What to produce.
Extend the account of AntiCancer's patent case against Pfizer, beginning right after its last sentence.
══ Text section
While at the district court, the court issued a docket control order that called for AntiCancer to submit its preliminary infringement contentions just five days after it amended its complaint to add patent infringement allegations. AntiCancer complied with the docket control order and filed its preliminary infringement contentions based off the scientific publications of Pfizer and another defendant. Four months later (but nine months before the close of fact discovery), Pfizer filed a motion for summary judgment of noninfringement stating that the preliminary infringement contentions were deficient. The district court agreed as to three claim elements, and it authorized AntiCancer to supplement its contentions but only if AntiCancer paid Pfizer’s attorneys’ fees and costs related to the summary judgment motion. AntiCancer objected to the fees/costs condition, and the district court entered summary judgment.
On appeal, AntiCancer argued that the feeshifting condition amounted to an improper sanction under 9th Circuit precedent, and that summary judgment on that condition was improper. AntiCancer argued that its “infringement theories were as crystallized as they could be” before AntiCancer could “possibly have taken any discovery to support its infringement claims and to learn the actual details of the defendants’ internal research activities.” Further, they argued the local patent rules contemplate that discovery will follow after the contentions are served, so complete proof infringement is not required in the preliminary contentions.
════
══ Data under study
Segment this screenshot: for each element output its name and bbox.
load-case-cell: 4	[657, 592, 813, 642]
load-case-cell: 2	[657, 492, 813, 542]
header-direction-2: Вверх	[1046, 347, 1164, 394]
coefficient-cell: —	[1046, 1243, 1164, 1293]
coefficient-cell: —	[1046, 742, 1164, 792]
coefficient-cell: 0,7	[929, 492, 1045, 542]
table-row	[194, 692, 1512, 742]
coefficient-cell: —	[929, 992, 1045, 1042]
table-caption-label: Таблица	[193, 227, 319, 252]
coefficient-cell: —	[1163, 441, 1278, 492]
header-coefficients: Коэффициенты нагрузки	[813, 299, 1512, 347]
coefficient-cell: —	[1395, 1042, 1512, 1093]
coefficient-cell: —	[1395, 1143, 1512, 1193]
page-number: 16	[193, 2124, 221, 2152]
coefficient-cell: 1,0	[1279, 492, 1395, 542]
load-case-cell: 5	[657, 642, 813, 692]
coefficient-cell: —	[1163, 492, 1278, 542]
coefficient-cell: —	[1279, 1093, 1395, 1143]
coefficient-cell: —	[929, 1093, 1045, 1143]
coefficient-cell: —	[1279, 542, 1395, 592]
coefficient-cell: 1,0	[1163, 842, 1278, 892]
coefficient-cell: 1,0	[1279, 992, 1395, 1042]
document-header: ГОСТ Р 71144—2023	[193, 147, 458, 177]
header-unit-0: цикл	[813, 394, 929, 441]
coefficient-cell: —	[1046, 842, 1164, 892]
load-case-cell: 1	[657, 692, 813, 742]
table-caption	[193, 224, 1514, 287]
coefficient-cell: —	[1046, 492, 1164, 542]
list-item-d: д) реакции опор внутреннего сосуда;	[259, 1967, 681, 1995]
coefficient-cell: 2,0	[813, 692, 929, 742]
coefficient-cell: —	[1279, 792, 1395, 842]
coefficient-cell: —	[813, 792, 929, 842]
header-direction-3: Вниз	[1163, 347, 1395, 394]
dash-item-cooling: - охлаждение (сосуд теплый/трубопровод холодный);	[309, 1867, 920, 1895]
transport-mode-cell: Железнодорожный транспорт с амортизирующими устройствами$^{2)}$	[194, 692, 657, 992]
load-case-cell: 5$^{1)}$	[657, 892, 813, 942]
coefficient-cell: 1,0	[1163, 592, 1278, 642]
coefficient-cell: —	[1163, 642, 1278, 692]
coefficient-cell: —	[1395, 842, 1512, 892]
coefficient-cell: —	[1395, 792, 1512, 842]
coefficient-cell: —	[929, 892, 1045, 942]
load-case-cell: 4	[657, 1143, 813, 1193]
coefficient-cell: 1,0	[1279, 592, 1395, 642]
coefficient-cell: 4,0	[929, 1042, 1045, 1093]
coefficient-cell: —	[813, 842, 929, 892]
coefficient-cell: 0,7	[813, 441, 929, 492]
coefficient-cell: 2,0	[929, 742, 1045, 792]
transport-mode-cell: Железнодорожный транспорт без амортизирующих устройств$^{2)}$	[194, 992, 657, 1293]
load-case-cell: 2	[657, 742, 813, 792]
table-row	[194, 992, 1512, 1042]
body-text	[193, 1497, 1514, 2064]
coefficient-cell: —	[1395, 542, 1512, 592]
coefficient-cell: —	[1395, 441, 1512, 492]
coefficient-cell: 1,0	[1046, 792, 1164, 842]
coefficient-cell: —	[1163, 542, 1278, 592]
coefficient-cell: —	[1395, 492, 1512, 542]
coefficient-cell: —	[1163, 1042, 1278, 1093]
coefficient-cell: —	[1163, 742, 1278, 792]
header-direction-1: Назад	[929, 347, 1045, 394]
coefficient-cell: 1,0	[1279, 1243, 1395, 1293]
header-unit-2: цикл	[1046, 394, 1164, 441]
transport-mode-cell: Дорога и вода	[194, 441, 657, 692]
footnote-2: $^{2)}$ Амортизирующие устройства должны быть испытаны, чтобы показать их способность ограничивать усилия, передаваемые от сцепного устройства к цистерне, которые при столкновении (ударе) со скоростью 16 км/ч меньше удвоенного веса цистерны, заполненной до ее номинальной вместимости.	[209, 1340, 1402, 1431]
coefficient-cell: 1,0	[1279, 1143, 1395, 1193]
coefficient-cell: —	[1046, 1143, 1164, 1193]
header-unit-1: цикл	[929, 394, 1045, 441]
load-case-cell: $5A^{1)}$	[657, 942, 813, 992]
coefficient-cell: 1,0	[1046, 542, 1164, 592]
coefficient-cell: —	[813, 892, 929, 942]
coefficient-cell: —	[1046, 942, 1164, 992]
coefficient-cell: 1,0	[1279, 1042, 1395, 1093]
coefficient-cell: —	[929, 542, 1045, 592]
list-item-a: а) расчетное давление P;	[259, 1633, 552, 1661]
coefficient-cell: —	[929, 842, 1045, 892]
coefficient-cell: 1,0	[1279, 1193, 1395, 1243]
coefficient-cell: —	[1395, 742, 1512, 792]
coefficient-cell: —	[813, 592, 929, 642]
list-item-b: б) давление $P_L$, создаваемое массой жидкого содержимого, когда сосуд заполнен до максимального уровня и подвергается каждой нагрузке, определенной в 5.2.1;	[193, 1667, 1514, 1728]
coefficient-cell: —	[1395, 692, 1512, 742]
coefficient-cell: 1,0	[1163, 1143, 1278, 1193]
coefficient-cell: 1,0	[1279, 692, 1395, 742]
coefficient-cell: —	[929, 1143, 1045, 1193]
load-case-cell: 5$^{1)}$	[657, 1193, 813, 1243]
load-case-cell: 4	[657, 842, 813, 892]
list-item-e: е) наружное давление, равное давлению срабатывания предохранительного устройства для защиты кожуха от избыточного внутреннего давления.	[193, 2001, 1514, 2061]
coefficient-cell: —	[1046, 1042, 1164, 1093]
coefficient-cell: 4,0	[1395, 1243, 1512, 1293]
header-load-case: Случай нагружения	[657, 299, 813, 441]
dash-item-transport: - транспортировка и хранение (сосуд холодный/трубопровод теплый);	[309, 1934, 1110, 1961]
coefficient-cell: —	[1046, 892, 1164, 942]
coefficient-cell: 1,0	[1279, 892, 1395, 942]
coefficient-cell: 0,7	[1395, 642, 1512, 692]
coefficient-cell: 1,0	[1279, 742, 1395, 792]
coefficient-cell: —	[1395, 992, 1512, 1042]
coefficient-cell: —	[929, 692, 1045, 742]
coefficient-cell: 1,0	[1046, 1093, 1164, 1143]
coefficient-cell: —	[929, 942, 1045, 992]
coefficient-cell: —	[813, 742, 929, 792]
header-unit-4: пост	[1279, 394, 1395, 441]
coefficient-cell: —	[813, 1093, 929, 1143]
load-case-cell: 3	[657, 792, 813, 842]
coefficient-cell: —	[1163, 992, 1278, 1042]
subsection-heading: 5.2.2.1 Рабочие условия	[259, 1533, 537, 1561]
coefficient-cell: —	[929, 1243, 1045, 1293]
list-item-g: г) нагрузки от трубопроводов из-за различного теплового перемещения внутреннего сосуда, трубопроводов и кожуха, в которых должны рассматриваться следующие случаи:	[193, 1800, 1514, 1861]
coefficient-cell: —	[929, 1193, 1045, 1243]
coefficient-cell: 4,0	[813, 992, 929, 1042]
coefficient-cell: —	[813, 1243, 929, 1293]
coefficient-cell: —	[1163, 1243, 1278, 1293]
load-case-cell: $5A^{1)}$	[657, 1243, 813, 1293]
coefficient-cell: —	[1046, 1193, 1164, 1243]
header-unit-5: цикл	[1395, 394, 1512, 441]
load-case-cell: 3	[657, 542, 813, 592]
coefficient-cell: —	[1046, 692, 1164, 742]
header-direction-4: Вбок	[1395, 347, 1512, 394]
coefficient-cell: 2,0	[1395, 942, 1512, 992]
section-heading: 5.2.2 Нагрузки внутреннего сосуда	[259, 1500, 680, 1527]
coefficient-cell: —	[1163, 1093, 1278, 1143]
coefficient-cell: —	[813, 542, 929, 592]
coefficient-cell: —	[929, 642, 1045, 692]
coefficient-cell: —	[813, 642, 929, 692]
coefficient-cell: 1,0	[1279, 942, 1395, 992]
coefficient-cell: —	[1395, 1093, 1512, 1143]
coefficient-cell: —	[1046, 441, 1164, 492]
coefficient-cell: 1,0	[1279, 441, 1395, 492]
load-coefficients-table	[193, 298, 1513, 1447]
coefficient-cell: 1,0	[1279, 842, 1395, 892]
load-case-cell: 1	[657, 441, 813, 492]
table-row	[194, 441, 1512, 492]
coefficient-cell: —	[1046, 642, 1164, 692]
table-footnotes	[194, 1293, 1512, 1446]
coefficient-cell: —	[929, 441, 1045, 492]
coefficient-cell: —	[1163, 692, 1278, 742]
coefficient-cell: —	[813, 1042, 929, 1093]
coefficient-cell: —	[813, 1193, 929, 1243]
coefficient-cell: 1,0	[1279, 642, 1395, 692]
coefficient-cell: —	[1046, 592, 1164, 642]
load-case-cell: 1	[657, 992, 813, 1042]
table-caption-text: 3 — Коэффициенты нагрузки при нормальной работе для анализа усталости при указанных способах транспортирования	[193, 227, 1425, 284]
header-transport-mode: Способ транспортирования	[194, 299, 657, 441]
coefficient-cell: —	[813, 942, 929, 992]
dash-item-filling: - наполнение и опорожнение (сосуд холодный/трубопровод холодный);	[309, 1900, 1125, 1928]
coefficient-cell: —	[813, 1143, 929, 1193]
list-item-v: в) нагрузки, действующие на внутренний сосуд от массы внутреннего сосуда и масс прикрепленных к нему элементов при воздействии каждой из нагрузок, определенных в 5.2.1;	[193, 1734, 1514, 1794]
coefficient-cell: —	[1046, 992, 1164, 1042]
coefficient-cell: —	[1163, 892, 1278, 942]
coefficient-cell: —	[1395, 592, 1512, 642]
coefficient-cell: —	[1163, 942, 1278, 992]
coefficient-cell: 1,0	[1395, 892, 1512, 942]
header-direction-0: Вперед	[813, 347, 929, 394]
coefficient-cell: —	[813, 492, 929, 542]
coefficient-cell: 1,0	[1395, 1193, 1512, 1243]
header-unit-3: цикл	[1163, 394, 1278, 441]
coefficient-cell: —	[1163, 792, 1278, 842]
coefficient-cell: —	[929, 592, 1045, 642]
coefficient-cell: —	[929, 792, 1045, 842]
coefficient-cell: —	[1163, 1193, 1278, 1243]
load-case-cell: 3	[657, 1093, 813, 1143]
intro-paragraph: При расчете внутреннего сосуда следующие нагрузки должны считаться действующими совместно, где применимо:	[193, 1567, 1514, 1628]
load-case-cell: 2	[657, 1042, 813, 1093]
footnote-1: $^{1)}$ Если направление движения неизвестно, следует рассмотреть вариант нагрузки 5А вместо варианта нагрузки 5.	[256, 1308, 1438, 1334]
════
Answer to the exercise.
In vacating the district court’s order, the Federal Circuit appears to have relied on 9th Circuit law to determine whether the sanction was appropriate, as opposed to making a sweeping decision regarding the sufficiency of infringement contentions. Indeed, the Federal Circuit agreed that the district court could have properly required additional specificity in the infringement contentions, but found no showing of bad faith on the part of AntiCancer. Therefore, the Federal Circuit found that feeshifting sanction conditioned on AntiCancer’s supplementation could not be sustained.
AntiCancer, Inc. v Pfizer, Inc., 20131056 (Fed. Cir. October 20, 2014).